- [What the task requires]: Each line containing the word "środków" must be reported.

═════ Dataset rows

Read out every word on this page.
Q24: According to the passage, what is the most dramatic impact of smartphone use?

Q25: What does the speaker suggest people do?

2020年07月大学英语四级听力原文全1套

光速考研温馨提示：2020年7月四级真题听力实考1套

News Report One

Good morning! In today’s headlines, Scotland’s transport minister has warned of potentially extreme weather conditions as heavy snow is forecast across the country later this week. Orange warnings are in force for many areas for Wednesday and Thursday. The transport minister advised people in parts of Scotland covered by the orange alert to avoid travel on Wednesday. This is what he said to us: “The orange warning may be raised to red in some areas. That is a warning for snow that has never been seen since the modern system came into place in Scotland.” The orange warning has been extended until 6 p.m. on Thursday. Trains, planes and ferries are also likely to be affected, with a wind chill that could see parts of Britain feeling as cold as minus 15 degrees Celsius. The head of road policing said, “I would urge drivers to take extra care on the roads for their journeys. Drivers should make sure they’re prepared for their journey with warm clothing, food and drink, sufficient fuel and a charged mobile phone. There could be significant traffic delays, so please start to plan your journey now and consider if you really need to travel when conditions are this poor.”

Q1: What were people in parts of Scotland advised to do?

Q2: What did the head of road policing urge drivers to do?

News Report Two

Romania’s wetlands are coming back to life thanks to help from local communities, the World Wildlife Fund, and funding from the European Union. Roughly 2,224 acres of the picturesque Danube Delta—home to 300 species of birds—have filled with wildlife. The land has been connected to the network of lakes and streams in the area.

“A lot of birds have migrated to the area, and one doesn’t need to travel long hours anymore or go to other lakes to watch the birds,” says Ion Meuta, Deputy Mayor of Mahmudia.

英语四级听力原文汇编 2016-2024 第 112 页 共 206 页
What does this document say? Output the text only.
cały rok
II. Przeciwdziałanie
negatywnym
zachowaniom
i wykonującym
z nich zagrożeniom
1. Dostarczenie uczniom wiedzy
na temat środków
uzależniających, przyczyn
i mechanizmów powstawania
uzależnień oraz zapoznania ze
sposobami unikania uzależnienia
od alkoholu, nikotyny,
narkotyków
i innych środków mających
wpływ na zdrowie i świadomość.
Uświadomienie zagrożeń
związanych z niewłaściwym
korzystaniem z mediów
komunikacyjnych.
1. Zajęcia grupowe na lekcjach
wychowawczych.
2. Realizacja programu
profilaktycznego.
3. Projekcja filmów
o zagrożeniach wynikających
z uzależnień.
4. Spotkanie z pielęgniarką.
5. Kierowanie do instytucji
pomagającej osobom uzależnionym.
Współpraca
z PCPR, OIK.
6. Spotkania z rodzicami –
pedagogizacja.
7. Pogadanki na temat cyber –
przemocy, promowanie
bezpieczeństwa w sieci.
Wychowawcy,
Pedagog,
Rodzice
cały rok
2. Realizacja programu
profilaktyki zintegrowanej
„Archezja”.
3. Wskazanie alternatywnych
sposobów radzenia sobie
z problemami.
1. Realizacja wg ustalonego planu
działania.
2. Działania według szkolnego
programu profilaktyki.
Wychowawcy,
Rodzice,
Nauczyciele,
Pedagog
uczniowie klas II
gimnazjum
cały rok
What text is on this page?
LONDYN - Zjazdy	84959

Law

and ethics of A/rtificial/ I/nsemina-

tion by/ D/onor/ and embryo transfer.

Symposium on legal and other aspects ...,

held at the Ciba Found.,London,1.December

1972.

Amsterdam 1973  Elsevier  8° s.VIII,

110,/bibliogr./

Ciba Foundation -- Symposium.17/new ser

══════════

- [Complete output]:
na temat środków
i innych środków mających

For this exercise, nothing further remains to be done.